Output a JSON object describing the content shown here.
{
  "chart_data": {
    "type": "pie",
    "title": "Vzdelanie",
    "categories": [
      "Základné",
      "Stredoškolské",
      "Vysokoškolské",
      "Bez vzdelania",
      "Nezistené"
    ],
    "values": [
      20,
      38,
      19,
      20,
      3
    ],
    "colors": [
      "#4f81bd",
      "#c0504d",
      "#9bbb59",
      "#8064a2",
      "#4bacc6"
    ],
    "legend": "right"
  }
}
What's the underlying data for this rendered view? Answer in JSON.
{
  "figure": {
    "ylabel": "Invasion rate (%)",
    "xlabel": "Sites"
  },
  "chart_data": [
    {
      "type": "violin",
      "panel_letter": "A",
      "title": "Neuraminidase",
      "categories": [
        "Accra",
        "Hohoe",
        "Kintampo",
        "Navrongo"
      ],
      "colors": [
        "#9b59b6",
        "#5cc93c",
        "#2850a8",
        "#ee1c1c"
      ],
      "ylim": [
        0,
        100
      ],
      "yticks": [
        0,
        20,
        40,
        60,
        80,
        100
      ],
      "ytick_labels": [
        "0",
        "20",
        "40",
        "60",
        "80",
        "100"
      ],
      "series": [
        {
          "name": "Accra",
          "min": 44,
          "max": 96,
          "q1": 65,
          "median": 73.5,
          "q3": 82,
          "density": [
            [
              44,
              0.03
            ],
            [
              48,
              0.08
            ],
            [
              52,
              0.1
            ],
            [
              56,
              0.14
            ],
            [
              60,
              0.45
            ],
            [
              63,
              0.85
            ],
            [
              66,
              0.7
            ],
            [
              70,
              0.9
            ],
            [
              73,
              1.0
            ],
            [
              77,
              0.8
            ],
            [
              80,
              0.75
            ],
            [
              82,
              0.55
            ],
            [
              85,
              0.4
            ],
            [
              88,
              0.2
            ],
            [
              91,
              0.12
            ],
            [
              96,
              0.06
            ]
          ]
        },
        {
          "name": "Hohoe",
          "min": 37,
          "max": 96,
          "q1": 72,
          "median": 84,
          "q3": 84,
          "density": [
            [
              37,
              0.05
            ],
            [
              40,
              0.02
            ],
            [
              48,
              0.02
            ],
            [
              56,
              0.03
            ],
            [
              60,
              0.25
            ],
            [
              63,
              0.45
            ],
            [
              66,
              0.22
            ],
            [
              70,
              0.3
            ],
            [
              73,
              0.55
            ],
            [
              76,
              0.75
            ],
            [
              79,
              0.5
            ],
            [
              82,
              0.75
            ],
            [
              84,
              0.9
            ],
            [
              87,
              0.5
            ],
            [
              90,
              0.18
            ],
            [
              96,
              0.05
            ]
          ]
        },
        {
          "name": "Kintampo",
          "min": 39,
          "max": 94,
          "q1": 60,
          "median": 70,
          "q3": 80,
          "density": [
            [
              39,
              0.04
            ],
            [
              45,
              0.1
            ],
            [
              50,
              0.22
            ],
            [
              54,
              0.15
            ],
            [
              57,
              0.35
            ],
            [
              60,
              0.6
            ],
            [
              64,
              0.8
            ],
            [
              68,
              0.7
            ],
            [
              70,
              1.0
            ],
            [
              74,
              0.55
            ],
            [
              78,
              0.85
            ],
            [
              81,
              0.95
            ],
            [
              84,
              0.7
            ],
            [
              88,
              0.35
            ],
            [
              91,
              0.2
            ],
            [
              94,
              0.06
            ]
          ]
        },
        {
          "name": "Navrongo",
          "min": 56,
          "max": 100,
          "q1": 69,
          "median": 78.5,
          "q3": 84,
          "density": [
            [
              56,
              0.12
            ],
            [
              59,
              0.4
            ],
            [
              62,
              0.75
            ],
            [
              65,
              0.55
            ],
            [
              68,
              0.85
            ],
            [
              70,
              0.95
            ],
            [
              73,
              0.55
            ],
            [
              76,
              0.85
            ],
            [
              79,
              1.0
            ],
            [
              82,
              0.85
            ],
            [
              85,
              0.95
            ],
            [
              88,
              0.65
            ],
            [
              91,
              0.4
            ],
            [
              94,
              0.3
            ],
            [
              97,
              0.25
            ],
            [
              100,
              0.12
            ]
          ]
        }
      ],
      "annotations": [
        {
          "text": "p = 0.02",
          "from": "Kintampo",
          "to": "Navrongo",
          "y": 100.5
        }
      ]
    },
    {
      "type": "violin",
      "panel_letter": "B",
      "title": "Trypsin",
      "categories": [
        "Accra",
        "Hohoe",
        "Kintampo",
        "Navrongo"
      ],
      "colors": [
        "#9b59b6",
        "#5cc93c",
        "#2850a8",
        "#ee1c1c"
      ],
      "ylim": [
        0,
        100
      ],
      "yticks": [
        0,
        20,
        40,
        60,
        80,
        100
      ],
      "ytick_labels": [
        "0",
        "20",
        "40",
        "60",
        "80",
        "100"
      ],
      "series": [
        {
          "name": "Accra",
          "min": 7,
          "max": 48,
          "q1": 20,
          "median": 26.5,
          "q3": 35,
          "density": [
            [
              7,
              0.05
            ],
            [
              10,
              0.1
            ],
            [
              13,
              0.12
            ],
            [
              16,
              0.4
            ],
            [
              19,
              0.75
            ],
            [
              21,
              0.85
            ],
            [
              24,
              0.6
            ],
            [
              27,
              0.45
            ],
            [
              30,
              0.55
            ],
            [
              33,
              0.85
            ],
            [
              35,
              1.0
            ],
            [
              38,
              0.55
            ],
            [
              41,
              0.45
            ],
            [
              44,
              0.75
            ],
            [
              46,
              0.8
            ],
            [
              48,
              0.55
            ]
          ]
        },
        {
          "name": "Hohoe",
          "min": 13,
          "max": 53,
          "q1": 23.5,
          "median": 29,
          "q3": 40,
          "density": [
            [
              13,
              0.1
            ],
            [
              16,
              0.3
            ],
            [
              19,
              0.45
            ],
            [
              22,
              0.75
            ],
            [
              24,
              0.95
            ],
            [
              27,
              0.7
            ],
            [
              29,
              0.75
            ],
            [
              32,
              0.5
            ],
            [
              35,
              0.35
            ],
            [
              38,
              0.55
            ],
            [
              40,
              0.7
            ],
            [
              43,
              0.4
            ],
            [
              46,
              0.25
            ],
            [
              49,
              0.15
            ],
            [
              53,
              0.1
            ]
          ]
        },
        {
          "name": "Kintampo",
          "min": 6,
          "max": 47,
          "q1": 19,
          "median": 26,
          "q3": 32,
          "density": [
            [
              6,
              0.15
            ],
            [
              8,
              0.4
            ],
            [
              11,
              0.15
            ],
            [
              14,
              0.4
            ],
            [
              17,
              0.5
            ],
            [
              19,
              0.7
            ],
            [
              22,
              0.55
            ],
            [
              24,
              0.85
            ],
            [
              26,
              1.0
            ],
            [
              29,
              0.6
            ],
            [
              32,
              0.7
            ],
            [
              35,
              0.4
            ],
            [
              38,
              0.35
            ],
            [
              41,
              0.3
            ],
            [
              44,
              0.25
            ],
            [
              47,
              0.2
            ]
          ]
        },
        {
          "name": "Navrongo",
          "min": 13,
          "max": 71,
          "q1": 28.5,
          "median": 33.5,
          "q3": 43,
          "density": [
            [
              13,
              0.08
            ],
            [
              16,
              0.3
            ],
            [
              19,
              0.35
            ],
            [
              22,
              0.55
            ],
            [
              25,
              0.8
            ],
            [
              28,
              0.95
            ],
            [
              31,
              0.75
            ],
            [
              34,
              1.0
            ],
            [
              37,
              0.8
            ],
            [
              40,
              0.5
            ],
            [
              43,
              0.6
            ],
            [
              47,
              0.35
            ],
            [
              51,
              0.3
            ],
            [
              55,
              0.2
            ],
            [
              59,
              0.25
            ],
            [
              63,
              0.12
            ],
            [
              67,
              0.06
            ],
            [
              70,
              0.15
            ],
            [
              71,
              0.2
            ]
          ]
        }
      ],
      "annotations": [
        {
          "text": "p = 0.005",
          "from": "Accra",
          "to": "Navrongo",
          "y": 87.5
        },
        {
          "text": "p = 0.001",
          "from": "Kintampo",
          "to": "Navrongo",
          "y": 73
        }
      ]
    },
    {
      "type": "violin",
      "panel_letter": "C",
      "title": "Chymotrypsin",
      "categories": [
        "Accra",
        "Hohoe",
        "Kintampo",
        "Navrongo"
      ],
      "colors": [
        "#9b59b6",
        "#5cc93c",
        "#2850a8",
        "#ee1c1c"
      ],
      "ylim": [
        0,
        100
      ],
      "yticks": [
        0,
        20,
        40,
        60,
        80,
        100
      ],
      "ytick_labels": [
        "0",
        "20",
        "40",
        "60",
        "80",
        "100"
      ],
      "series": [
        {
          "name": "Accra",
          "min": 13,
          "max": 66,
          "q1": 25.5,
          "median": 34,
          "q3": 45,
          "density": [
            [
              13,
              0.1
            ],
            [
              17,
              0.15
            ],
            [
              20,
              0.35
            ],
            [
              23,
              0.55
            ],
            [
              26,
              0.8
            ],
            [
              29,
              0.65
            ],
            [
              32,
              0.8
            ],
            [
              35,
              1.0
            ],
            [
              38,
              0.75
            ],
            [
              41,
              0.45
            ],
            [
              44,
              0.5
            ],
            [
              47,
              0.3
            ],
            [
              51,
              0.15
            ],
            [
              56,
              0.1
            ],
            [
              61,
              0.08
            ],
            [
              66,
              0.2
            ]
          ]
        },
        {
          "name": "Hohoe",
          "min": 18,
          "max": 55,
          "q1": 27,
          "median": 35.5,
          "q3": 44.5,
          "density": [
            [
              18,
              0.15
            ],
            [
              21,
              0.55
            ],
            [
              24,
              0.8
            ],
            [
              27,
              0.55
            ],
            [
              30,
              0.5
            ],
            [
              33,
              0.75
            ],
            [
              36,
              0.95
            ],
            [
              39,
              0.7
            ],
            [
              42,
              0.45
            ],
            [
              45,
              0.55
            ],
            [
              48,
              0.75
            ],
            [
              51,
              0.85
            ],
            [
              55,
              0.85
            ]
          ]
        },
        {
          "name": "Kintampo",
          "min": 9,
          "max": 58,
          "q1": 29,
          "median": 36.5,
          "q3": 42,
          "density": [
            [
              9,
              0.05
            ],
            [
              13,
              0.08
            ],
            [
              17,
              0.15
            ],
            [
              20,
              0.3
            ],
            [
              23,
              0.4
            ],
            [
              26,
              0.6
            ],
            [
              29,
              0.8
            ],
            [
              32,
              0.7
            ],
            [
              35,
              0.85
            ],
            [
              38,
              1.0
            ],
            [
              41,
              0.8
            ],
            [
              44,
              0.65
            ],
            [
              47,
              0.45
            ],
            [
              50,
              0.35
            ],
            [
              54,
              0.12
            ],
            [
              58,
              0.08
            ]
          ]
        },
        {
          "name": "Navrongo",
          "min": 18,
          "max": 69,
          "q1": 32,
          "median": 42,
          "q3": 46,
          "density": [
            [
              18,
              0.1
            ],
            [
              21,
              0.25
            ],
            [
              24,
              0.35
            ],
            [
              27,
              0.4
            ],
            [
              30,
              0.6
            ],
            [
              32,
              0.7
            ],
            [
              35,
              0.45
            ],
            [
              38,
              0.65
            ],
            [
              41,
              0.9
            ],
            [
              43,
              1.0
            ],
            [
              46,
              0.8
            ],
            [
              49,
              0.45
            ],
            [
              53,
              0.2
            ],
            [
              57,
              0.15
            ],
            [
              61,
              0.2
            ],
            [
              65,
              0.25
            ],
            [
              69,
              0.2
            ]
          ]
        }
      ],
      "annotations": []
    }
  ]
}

THE TASK >> Search the lines for the string "JSON" and copy every line that has it.

EXERCISE ANSWER >>
Output a JSON object describing the content shown here.
What's the underlying data for this rendered view? Answer in JSON.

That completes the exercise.